> Data listing
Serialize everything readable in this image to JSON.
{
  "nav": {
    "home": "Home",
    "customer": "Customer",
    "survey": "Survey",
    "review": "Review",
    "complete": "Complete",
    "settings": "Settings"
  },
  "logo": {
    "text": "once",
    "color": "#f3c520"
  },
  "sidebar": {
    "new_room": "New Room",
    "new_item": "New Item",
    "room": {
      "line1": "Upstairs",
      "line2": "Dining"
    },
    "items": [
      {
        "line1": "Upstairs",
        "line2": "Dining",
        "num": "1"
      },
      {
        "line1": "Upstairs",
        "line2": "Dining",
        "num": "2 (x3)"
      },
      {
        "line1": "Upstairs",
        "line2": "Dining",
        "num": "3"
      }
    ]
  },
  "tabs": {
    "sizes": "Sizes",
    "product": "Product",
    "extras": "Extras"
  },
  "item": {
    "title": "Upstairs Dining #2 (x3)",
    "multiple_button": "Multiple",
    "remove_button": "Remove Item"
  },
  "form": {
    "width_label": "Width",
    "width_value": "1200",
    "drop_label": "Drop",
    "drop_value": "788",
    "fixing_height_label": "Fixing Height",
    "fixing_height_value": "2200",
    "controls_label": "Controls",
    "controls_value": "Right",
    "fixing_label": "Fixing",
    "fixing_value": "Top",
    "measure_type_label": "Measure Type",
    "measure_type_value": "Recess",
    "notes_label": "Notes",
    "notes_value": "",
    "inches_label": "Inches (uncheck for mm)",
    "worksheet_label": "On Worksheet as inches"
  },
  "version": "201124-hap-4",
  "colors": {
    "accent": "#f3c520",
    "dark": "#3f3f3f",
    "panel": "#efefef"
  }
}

> Aim of the task
Copy out the whole listing, exactly as written.

> Task response
Serialize everything readable in this image to JSON.
{
  "nav": {
    "home": "Home",
    "customer": "Customer",
    "survey": "Survey",
    "review": "Review",
    "complete": "Complete",
    "settings": "Settings"
  },
  "logo": {
    "text": "once",
    "color": "#f3c520"
  },
  "sidebar": {
    "new_room": "New Room",
    "new_item": "New Item",
    "room": {
      "line1": "Upstairs",
      "line2": "Dining"
    },
    "items": [
      {
        "line1": "Upstairs",
        "line2": "Dining",
        "num": "1"
      },
      {
        "line1": "Upstairs",
        "line2": "Dining",
        "num": "2 (x3)"
      },
      {
        "line1": "Upstairs",
        "line2": "Dining",
        "num": "3"
      }
    ]
  },
  "tabs": {
    "sizes": "Sizes",
    "product": "Product",
    "extras": "Extras"
  },
  "item": {
    "title": "Upstairs Dining #2 (x3)",
    "multiple_button": "Multiple",
    "remove_button": "Remove Item"
  },
  "form": {
    "width_label": "Width",
    "width_value": "1200",
    "drop_label": "Drop",
    "drop_value": "788",
    "fixing_height_label": "Fixing Height",
    "fixing_height_value": "2200",
    "controls_label": "Controls",
    "controls_value": "Right",
    "fixing_label": "Fixing",
    "fixing_value": "Top",
    "measure_type_label": "Measure Type",
    "measure_type_value": "Recess",
    "notes_label": "Notes",
    "notes_value": "",
    "inches_label": "Inches (uncheck for mm)",
    "worksheet_label": "On Worksheet as inches"
  },
  "version": "201124-hap-4",
  "colors": {
    "accent": "#f3c520",
    "dark": "#3f3f3f",
    "panel": "#efefef"
  }
}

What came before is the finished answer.